:: SOURCE MATERIAL

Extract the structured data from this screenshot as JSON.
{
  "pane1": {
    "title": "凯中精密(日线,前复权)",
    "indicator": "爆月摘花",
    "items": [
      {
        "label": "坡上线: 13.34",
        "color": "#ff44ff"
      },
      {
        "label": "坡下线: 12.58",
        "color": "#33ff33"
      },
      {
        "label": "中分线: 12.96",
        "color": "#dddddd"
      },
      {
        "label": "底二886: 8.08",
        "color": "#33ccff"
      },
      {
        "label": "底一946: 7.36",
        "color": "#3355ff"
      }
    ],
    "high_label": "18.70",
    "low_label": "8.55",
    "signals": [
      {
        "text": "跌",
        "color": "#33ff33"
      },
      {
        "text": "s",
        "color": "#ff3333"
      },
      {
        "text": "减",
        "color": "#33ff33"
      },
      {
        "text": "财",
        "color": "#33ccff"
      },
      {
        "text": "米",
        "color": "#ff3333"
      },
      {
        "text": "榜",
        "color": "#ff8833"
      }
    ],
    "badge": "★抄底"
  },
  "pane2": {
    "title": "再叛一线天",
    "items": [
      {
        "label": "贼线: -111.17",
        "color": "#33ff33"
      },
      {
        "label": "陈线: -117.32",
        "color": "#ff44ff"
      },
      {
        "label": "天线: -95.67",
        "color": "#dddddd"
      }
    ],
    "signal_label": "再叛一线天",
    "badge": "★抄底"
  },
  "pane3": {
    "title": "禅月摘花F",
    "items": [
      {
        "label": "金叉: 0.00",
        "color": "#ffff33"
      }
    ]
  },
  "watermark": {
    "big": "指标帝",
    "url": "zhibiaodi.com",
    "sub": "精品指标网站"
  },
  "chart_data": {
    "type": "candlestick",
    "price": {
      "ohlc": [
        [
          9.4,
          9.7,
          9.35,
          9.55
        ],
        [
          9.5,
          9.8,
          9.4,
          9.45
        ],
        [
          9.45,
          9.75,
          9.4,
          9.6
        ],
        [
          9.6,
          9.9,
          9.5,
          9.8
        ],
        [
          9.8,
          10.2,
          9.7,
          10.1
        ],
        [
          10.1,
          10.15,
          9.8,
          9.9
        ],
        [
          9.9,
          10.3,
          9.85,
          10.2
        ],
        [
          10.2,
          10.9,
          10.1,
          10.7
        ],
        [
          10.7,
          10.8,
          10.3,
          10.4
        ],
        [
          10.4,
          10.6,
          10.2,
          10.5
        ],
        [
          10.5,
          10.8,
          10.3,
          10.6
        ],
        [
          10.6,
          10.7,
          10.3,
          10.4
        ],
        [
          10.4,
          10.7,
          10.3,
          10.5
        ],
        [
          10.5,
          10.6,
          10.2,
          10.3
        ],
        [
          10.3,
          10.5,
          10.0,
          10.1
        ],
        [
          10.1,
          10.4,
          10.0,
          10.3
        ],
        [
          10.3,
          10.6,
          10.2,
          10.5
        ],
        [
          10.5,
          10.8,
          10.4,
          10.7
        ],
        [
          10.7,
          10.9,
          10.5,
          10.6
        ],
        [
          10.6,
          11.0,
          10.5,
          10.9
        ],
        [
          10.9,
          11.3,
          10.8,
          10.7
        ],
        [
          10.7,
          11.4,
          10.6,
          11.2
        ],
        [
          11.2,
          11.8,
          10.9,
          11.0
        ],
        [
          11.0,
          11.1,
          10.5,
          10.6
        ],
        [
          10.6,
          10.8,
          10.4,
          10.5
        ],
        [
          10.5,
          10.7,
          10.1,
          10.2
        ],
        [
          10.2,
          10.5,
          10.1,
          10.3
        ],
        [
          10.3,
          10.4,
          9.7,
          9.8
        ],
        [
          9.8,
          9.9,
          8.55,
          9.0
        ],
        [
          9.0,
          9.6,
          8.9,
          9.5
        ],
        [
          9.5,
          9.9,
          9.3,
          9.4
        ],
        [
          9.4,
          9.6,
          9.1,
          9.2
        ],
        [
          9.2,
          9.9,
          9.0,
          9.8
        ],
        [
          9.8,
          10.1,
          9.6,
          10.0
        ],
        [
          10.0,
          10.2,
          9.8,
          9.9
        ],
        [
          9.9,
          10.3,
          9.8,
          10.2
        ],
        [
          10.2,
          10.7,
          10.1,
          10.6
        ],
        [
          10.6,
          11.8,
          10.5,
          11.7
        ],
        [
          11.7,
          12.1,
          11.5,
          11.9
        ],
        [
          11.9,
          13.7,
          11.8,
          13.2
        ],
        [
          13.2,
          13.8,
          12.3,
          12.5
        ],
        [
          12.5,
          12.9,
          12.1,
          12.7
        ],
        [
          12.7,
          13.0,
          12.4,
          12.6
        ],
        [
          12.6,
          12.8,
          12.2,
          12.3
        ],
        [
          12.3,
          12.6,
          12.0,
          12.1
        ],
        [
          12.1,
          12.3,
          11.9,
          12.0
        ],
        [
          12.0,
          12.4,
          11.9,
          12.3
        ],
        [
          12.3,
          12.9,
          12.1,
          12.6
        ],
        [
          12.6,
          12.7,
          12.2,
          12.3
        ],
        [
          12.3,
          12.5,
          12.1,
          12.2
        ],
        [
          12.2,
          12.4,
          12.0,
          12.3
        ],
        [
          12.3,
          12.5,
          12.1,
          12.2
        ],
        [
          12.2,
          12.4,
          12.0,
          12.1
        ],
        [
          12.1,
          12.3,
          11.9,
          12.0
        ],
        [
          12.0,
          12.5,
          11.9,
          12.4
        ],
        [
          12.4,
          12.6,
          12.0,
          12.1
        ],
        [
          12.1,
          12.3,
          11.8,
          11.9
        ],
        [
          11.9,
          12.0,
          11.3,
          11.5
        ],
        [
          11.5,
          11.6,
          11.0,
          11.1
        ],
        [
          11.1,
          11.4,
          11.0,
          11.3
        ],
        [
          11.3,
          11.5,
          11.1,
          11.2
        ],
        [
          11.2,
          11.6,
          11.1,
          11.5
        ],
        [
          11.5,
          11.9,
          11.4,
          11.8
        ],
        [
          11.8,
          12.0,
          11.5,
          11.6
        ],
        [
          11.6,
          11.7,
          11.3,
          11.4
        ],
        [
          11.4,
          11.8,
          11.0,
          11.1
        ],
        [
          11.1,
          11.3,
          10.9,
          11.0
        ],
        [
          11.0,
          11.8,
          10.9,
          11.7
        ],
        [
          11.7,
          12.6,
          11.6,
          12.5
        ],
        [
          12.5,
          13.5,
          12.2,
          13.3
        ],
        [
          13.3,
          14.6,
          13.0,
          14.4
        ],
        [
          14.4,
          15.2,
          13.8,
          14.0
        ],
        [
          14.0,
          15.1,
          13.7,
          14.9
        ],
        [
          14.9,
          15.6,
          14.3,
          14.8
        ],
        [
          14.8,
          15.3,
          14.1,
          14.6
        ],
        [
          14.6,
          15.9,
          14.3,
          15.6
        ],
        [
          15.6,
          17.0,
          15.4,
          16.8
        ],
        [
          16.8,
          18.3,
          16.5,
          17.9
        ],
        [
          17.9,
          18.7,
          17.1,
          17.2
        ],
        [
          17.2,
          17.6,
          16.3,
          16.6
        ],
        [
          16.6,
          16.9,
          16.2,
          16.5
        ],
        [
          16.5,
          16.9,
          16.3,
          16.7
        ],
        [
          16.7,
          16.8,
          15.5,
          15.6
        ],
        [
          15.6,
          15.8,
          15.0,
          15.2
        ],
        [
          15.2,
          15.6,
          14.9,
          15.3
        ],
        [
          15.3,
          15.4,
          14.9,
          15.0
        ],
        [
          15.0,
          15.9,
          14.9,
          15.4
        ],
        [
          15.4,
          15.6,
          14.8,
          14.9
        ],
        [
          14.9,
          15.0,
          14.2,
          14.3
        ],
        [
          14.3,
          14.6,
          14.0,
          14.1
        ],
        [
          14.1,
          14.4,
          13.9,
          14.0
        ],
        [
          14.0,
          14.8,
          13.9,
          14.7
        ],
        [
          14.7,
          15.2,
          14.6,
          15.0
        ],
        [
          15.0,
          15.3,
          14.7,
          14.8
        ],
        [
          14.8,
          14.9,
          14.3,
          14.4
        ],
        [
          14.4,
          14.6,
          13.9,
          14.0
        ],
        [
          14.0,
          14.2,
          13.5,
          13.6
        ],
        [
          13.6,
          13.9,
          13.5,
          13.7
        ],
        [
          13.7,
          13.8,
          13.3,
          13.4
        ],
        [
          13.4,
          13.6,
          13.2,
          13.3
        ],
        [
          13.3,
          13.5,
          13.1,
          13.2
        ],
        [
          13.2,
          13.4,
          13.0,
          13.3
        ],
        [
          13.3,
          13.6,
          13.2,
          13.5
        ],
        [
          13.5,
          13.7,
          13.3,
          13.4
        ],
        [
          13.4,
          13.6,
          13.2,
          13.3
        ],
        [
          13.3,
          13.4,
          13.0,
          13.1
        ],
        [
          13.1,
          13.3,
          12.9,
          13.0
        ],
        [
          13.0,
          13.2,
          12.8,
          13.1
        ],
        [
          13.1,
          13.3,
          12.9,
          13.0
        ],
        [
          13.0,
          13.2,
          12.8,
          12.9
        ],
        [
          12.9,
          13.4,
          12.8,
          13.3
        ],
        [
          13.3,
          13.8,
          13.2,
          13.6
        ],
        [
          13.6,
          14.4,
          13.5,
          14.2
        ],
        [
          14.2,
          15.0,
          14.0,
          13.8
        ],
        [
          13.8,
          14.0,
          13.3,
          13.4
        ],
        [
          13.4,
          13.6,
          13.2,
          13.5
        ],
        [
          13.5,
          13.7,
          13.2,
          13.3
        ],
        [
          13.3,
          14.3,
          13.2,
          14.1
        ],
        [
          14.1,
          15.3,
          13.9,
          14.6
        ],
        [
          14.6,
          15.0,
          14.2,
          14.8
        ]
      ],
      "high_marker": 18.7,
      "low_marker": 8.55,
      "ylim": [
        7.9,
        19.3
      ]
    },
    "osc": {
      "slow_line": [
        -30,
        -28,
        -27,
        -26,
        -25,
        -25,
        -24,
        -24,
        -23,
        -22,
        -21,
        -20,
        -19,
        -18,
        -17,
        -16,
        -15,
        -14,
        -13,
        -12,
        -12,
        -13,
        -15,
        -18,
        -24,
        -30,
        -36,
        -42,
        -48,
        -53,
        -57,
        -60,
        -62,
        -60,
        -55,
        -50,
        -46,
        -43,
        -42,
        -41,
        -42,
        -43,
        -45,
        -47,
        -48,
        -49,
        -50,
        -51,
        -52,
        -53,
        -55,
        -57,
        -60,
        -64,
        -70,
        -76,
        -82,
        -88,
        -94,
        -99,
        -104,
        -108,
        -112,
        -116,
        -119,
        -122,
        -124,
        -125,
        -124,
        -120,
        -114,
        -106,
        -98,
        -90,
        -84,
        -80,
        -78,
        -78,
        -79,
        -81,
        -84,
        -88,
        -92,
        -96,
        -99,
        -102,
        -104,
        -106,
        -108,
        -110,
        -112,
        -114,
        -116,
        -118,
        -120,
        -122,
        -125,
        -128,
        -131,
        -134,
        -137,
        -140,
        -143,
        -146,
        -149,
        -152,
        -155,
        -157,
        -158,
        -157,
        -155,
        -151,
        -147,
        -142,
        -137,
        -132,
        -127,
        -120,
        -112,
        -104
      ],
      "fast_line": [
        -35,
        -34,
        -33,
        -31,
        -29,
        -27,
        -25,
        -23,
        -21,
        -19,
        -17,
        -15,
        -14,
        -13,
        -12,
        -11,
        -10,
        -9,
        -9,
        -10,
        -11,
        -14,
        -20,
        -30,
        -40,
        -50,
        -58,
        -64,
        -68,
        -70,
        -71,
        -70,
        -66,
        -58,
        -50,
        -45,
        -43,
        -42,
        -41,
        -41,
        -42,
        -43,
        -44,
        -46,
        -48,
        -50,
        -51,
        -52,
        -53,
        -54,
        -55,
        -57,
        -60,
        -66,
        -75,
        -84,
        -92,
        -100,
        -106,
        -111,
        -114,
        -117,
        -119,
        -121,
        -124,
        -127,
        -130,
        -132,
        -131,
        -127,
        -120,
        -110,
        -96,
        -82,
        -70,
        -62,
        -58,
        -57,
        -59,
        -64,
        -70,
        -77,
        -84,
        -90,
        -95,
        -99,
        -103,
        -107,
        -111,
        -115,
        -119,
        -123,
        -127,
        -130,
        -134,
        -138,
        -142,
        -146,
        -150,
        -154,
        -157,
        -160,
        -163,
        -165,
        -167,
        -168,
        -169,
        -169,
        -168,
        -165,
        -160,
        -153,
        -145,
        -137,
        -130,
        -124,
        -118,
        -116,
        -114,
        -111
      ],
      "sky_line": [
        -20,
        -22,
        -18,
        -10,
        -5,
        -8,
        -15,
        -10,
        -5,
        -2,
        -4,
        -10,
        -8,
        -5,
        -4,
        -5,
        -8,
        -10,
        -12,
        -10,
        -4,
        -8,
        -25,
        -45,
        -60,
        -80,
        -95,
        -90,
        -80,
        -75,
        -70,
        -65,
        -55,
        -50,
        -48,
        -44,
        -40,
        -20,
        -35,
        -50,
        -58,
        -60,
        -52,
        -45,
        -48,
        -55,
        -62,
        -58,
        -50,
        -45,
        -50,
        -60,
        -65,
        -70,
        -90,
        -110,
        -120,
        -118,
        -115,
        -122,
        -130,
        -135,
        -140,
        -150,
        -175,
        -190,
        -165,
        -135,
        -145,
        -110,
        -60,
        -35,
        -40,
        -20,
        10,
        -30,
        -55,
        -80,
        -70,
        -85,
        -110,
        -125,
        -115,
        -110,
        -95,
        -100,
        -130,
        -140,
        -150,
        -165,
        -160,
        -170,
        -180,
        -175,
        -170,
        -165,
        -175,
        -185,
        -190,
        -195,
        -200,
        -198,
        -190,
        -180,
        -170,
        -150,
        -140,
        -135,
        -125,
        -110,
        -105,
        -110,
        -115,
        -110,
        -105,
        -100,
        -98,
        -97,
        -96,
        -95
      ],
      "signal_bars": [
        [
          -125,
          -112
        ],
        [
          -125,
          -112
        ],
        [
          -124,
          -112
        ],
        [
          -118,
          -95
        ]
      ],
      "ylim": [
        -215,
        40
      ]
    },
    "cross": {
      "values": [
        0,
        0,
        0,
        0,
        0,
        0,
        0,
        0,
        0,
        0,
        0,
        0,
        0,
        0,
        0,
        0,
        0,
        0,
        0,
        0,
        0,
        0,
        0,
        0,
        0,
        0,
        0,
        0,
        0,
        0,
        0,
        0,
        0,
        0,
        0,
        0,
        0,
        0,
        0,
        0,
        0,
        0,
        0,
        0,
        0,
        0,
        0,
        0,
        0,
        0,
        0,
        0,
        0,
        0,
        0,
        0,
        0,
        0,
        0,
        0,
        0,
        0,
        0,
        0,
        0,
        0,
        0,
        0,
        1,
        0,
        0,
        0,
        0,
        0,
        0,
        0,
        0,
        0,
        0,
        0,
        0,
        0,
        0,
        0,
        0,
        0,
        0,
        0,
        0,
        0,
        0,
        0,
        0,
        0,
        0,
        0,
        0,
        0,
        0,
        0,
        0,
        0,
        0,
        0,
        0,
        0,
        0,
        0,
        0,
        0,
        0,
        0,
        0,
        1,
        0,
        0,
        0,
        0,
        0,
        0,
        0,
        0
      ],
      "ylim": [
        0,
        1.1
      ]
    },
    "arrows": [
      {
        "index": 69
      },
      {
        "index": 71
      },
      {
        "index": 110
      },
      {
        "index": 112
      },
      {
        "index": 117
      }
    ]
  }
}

::::

== PROBLEM DESCRIPTION ==
Your task is to list each line of the records with the word "title".

== RESPONSE TO THIS TASK ==
    "title": "凯中精密(日线,前复权)",
    "title": "再叛一线天",
    "title": "禅月摘花F",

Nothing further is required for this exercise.